- _Work to do_: Lift every line from the entries that includes the word "Decry".

- _Dataset extract_:
==========

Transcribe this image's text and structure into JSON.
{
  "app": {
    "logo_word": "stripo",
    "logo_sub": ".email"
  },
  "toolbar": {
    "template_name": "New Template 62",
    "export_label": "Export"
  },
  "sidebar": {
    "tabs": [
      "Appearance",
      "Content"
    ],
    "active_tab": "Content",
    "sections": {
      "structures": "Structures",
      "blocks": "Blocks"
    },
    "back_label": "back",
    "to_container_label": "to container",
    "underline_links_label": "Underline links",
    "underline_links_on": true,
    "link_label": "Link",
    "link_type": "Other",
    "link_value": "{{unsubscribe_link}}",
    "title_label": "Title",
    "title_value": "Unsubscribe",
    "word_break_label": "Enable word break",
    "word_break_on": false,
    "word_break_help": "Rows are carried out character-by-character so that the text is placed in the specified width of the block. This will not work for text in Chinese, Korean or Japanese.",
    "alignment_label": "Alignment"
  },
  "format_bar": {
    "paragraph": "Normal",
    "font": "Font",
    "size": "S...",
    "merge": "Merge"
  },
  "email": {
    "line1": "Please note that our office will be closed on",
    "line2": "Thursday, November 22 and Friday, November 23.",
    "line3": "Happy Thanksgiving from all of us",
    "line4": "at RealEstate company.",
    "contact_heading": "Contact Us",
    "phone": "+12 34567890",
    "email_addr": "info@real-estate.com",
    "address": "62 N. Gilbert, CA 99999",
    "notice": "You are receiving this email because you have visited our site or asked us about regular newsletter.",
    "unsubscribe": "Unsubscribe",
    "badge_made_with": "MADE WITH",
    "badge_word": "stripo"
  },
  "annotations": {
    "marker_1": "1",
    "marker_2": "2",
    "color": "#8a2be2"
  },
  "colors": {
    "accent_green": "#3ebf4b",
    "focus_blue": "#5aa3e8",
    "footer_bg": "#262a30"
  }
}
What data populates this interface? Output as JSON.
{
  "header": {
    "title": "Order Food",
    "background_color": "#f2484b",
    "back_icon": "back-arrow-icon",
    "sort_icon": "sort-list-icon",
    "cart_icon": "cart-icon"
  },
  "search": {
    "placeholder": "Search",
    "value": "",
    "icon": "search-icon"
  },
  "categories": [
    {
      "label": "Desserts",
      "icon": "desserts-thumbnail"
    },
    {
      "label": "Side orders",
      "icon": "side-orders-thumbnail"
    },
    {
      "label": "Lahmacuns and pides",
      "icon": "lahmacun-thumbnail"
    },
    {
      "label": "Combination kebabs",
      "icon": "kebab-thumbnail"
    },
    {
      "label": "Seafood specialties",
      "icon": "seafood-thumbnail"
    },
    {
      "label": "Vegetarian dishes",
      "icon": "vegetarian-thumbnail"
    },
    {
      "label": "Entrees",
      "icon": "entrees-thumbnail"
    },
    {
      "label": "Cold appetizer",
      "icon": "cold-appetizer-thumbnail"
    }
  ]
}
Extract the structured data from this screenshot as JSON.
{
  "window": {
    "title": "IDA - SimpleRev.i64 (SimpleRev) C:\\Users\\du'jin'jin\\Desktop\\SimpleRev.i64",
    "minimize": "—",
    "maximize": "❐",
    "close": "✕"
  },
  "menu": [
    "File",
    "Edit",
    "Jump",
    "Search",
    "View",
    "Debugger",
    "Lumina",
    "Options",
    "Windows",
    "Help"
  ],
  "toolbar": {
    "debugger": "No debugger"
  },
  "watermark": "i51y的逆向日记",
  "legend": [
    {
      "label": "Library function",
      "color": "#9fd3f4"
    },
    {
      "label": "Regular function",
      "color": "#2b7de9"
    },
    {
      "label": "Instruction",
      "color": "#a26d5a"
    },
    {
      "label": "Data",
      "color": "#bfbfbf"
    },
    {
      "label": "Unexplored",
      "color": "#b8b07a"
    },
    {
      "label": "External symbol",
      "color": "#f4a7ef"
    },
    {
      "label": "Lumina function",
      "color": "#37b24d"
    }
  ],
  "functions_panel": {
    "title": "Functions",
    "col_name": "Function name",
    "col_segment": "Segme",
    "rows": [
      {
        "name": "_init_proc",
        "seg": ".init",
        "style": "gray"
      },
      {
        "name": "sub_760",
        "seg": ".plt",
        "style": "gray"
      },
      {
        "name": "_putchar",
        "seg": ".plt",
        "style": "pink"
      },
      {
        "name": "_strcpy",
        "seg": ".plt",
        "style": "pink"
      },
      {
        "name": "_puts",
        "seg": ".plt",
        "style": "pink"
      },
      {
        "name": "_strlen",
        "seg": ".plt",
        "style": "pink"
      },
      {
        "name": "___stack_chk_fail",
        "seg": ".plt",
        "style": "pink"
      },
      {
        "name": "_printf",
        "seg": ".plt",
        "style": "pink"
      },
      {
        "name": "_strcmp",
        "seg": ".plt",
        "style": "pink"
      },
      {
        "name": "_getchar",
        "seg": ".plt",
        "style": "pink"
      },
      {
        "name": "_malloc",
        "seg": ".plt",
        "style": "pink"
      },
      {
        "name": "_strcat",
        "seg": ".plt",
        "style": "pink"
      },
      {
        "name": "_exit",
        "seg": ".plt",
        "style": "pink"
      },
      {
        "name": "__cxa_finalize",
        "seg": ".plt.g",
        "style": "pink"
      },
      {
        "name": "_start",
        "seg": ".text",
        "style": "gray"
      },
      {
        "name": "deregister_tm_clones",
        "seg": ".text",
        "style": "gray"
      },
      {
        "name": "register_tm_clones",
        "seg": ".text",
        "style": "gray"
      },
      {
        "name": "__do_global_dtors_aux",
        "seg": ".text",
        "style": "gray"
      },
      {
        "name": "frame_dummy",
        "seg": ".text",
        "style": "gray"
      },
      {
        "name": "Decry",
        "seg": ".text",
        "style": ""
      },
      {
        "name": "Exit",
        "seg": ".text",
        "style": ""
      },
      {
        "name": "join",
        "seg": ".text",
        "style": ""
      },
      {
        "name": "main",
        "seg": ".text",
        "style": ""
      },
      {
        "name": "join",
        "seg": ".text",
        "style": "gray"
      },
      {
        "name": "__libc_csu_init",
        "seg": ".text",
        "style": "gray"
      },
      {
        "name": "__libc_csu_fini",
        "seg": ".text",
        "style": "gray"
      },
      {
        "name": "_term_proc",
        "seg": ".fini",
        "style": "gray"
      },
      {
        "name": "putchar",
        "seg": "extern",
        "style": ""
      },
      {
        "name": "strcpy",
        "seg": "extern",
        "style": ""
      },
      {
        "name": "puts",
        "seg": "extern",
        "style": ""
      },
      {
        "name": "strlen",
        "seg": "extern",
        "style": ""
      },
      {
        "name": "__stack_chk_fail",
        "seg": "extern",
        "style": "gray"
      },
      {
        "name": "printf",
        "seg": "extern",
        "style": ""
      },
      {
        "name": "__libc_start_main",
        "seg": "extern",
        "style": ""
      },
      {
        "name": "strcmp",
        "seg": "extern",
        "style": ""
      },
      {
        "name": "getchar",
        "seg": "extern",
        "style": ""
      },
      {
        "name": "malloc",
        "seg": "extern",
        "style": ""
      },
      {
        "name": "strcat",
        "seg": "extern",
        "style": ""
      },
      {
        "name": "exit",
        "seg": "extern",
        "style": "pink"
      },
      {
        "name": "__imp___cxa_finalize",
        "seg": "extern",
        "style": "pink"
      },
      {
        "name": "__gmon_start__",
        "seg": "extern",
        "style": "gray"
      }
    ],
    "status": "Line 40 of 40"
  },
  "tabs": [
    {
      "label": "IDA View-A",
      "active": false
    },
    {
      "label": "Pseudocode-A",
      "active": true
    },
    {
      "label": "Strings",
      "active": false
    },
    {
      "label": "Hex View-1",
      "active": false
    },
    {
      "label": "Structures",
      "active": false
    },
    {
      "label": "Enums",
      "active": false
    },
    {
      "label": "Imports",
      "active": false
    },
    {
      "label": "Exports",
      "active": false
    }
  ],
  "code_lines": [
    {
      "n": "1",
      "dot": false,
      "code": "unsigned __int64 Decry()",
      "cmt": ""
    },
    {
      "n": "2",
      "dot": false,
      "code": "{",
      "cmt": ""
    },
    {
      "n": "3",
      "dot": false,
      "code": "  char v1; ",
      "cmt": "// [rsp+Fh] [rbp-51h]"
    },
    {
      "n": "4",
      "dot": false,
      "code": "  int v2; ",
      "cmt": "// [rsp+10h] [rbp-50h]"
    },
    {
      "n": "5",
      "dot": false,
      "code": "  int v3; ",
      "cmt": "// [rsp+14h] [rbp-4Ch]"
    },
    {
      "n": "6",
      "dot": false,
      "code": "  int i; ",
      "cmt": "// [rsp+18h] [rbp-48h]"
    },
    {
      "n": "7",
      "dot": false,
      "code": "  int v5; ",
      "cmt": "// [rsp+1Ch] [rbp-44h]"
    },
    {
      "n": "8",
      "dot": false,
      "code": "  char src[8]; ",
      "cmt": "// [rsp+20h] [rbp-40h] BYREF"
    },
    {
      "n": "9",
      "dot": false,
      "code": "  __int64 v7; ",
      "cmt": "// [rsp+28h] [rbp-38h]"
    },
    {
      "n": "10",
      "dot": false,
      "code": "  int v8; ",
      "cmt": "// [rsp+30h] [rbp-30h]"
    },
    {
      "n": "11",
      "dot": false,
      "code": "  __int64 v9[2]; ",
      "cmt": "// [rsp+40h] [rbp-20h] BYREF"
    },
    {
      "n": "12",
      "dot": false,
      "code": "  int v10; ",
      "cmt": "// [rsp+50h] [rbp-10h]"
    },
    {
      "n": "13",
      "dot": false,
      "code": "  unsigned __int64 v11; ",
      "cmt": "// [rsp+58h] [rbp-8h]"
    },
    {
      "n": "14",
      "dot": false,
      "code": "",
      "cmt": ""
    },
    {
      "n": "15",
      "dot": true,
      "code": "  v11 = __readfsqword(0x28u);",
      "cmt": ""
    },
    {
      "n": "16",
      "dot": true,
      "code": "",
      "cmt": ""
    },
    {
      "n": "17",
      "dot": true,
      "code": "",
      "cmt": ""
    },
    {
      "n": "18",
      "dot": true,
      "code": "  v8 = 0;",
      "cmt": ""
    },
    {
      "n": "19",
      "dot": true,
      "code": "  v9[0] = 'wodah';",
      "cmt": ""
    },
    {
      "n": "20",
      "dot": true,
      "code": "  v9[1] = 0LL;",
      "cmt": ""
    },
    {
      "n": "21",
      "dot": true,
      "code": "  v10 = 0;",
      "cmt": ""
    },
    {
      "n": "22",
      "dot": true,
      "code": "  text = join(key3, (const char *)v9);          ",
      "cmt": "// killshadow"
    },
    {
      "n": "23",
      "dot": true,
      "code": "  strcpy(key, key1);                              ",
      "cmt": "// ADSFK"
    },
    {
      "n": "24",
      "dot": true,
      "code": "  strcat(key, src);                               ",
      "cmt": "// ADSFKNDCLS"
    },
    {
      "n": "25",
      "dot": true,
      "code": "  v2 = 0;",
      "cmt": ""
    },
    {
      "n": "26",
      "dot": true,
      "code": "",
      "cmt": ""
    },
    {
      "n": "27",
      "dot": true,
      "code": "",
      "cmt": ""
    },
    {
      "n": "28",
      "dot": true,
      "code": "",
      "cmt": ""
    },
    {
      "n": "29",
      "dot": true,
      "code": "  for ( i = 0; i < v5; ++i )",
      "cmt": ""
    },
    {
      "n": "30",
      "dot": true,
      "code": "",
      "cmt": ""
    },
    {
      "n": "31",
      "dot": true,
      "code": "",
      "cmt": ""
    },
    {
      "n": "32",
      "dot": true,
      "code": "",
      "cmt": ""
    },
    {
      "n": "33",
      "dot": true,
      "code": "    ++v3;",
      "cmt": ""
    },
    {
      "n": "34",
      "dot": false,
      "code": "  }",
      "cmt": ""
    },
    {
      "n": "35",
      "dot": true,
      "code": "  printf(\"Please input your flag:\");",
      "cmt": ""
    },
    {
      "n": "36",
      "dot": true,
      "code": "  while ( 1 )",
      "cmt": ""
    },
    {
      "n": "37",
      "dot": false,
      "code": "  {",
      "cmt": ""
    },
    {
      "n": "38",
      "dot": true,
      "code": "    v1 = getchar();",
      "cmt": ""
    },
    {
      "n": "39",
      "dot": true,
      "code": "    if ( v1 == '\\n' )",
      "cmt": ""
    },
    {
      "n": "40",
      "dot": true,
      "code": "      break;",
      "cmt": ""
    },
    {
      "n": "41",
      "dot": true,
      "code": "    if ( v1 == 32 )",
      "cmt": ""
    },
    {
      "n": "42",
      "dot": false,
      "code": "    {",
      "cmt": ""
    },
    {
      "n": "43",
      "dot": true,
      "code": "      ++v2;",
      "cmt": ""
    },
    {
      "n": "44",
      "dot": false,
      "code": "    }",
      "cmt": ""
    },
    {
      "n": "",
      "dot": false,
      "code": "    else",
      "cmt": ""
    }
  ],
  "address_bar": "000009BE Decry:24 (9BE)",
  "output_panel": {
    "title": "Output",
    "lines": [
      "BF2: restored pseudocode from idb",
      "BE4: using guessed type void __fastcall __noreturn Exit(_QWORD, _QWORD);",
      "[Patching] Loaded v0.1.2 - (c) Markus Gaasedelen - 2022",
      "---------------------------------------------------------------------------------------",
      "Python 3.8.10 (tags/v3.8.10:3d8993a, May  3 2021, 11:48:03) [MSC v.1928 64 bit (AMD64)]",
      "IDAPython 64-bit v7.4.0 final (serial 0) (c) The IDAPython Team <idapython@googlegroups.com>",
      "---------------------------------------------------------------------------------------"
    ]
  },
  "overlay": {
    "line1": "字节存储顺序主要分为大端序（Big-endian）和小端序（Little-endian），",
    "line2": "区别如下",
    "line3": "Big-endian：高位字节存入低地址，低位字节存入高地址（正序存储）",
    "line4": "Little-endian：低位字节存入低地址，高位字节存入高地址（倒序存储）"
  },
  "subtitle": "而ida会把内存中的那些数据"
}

==========

- _Task solution_:
        "name": "Decry",
      "code": "unsigned __int64 Decry()",
  "address_bar": "000009BE Decry:24 (9BE)",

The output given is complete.